* Begin *

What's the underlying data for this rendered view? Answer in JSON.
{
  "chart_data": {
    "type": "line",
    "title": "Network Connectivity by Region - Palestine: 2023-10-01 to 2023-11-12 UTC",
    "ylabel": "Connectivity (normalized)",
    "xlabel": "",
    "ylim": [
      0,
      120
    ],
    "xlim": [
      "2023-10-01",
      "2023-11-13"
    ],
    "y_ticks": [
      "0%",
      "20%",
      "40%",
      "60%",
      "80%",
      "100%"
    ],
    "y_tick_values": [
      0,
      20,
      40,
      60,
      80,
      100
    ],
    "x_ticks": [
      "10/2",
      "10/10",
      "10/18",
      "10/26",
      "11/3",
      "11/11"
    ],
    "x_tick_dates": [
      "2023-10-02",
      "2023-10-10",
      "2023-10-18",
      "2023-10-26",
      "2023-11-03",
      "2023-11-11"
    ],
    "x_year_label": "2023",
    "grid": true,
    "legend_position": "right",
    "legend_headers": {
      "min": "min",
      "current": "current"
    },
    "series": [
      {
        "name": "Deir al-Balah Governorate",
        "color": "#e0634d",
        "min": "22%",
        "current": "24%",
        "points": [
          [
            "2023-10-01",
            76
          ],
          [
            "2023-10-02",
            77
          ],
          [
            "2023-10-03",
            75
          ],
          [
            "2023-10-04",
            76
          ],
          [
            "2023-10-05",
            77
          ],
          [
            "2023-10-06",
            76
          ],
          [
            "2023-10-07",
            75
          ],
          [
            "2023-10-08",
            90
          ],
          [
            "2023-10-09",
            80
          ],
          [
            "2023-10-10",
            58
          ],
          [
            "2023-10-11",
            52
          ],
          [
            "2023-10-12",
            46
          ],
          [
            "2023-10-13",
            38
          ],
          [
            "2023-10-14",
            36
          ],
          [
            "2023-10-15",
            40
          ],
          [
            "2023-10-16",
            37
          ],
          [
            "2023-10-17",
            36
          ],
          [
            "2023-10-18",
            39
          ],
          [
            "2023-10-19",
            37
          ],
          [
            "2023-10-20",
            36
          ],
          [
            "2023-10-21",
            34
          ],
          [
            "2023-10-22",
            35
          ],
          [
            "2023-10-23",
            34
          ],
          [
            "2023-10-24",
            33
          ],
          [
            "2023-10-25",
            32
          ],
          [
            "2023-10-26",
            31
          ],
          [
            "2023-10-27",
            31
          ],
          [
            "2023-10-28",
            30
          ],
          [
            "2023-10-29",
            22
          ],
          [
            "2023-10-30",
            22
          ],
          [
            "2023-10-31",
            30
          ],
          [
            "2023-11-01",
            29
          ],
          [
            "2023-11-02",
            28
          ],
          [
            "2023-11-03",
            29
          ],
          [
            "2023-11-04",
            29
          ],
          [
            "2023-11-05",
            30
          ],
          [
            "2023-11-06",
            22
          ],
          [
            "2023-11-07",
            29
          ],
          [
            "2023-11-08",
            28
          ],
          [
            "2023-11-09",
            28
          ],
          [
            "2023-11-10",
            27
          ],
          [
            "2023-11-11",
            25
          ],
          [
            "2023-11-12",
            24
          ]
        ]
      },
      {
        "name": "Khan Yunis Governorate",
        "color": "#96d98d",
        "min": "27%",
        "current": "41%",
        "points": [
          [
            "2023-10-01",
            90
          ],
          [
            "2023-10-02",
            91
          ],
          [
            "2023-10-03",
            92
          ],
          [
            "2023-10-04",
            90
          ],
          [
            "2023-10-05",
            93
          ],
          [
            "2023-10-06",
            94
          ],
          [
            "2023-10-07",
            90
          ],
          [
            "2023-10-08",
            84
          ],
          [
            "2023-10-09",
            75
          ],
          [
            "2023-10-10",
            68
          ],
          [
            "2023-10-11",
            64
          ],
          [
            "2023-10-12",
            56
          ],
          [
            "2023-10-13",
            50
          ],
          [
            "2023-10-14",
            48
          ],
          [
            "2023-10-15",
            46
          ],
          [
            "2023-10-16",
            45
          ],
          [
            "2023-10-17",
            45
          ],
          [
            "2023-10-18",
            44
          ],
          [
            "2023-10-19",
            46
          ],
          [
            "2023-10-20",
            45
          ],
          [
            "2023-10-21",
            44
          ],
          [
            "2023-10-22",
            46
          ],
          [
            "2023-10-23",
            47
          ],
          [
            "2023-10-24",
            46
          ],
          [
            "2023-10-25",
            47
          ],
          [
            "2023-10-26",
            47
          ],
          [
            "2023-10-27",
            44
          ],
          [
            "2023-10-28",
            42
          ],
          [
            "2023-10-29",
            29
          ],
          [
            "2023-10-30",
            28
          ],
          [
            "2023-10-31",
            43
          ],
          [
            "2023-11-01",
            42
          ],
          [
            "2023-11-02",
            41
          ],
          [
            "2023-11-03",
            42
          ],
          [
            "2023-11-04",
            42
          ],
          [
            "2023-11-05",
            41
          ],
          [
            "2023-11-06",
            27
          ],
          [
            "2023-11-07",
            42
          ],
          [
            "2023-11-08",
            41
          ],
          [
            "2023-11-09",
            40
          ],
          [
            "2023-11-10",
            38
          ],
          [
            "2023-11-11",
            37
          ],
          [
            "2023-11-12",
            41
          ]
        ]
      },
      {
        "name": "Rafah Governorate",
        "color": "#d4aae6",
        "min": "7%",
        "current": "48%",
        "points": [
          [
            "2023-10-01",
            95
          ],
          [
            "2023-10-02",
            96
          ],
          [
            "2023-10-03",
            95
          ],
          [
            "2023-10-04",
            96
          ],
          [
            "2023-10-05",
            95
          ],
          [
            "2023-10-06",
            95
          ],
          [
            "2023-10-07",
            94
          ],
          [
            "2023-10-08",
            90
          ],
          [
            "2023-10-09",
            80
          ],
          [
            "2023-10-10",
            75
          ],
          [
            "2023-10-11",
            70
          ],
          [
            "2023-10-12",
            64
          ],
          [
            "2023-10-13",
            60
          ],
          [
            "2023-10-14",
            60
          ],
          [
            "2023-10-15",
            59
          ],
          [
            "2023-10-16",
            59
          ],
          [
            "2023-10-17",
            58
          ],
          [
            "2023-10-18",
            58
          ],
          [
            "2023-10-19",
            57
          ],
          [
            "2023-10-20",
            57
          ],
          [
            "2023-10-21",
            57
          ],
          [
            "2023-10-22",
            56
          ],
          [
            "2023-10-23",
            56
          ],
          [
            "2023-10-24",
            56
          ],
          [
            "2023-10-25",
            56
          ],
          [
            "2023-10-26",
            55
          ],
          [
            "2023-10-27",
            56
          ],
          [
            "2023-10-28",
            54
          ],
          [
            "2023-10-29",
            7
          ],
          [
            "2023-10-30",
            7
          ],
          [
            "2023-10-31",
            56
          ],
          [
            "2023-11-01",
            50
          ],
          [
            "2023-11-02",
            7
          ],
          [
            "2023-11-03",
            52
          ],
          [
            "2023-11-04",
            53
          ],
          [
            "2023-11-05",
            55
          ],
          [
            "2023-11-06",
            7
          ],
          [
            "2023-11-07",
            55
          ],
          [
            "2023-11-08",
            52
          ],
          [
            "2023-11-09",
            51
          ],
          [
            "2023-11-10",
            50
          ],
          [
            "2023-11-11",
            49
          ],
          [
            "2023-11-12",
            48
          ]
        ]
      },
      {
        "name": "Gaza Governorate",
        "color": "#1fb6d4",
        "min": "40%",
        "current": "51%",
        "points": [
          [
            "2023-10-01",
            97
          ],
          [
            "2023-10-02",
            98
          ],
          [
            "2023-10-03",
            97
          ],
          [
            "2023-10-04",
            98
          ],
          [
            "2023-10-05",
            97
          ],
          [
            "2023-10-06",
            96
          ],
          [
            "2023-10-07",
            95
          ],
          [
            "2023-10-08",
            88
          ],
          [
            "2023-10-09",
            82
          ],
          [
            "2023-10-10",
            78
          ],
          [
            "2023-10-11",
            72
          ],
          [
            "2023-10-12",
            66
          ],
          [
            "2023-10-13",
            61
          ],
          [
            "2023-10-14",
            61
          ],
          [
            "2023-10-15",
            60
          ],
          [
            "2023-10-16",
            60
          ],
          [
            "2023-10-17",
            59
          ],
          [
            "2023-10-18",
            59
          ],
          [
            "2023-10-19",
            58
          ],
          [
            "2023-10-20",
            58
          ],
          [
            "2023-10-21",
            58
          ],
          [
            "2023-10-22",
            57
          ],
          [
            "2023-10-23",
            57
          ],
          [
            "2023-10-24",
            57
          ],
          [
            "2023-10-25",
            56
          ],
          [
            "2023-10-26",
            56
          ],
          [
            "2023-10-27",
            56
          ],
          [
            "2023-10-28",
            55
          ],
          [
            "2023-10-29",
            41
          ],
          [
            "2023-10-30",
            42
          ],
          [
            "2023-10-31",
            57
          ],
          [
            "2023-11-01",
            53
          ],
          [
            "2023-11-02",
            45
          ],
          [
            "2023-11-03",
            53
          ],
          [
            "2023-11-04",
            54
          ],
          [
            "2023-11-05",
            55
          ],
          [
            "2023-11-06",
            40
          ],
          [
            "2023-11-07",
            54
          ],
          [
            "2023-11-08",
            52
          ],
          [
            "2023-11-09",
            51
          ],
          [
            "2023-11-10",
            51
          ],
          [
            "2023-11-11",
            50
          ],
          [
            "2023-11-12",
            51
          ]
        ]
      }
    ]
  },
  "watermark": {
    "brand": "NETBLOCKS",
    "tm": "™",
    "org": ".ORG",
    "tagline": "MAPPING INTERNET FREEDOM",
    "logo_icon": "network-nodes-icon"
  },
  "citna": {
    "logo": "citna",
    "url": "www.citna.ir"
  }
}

* End *

_Stated exercise_
What number of lines in the records contain the word "name"? Answer with that number alone.

_Exercise response_
4